#### Data provided ####

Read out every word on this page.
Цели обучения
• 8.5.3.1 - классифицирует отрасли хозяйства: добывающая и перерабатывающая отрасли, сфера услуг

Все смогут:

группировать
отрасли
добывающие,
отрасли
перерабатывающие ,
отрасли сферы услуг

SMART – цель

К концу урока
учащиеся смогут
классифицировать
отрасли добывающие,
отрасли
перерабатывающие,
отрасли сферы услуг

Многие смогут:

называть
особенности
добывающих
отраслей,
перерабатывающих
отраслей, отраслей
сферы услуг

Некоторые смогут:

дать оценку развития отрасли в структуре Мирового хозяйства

####
#### Data provided ####

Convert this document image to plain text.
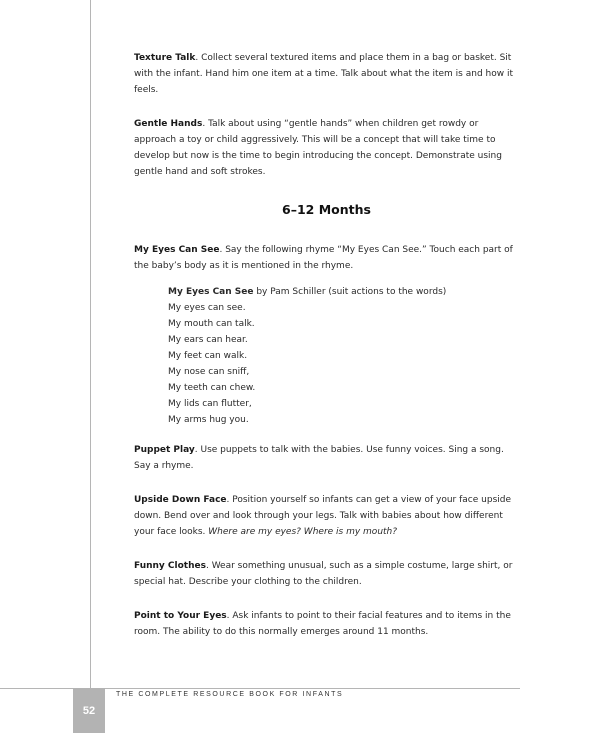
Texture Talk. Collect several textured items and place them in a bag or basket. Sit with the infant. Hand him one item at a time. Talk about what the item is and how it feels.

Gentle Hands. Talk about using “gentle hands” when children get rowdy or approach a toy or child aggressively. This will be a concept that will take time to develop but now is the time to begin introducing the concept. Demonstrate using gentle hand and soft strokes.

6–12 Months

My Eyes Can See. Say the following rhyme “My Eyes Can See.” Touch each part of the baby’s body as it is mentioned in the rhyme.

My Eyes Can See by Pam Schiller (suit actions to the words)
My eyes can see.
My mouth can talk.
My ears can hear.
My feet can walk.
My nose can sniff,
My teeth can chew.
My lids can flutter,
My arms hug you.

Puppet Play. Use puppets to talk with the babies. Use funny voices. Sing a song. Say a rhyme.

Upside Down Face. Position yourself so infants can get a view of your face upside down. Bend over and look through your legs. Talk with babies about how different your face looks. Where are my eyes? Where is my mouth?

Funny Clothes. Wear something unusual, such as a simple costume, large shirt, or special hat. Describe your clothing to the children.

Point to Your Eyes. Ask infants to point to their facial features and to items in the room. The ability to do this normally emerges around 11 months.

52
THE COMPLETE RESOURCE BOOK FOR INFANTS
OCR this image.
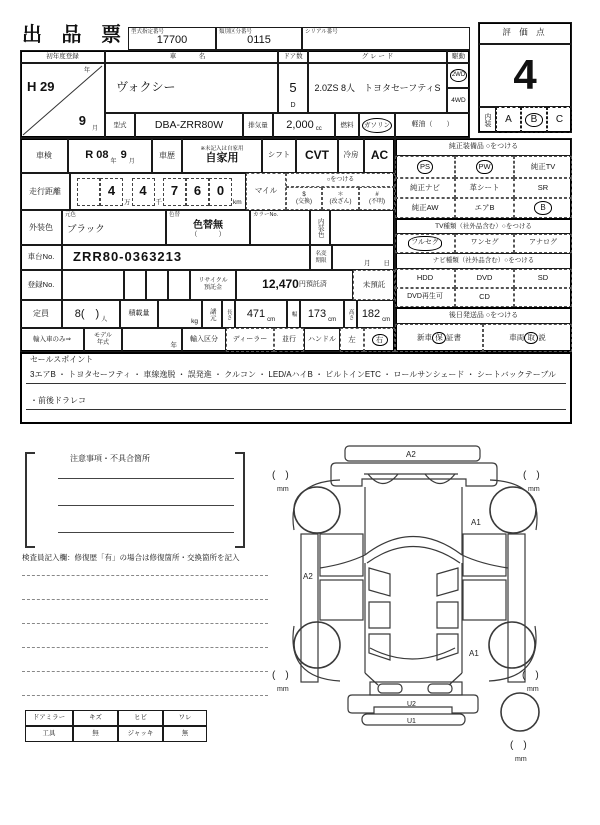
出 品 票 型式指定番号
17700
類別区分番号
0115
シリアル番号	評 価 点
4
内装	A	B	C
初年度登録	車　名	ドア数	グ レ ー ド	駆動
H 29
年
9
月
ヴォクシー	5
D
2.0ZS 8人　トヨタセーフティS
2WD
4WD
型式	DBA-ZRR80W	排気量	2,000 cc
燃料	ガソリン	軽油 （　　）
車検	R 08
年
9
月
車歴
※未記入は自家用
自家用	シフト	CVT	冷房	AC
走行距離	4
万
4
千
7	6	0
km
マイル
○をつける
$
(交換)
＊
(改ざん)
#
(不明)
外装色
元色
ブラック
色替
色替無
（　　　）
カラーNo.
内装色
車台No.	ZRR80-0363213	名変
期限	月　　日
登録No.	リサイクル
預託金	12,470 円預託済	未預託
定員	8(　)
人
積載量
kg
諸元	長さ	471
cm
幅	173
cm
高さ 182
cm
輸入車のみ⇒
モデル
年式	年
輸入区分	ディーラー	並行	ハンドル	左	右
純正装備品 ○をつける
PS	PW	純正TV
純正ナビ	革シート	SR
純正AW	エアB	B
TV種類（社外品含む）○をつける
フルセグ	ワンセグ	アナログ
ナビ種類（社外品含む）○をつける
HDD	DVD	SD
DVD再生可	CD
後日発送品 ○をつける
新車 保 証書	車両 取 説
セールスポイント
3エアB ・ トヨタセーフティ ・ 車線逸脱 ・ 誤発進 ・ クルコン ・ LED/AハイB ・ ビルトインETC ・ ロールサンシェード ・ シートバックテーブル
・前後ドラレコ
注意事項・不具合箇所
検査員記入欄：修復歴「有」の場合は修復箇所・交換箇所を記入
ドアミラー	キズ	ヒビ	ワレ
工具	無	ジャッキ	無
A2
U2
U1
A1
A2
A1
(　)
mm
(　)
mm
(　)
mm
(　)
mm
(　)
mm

####
#### Data provided ####

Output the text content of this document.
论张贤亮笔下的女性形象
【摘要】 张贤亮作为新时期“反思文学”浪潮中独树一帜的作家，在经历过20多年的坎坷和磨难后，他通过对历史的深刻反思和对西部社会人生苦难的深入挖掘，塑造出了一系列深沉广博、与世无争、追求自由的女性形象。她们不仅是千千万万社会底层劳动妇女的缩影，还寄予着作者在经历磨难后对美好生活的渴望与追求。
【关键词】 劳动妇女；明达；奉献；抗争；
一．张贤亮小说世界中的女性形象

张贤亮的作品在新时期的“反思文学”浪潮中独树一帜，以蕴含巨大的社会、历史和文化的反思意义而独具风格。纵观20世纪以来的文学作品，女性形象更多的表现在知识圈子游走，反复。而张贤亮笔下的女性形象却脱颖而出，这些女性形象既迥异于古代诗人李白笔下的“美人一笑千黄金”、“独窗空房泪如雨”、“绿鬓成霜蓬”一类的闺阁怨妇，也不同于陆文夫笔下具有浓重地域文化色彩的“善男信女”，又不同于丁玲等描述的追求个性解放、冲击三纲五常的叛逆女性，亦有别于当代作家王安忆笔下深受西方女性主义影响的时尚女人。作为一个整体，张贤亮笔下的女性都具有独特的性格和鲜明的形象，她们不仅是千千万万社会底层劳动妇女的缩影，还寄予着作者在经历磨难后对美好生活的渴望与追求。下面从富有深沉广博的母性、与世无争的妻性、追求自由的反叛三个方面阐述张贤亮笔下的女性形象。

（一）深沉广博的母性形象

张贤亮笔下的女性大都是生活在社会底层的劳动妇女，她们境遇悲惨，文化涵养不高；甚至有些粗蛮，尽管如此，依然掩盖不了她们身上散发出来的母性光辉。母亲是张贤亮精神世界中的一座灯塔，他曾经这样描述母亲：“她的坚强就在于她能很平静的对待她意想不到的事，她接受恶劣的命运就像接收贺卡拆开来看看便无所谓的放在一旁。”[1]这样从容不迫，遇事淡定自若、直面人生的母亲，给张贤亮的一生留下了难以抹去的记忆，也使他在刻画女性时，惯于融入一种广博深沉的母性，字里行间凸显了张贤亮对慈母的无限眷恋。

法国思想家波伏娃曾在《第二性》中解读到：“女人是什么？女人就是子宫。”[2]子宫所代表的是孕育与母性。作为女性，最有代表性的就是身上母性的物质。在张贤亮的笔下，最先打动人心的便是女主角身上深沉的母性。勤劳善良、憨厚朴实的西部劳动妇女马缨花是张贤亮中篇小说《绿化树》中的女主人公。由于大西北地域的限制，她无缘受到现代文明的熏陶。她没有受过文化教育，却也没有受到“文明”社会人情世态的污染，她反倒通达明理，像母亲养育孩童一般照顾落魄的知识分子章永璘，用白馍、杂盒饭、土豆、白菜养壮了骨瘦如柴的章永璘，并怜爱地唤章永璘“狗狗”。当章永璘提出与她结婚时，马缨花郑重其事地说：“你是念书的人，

####

> _Given request_
Using the material above, state how many lines include the string "还寄予着作者在经历磨难后对美好生活的渴望与追求". Answer with a single number.

> _Exercise solution_
2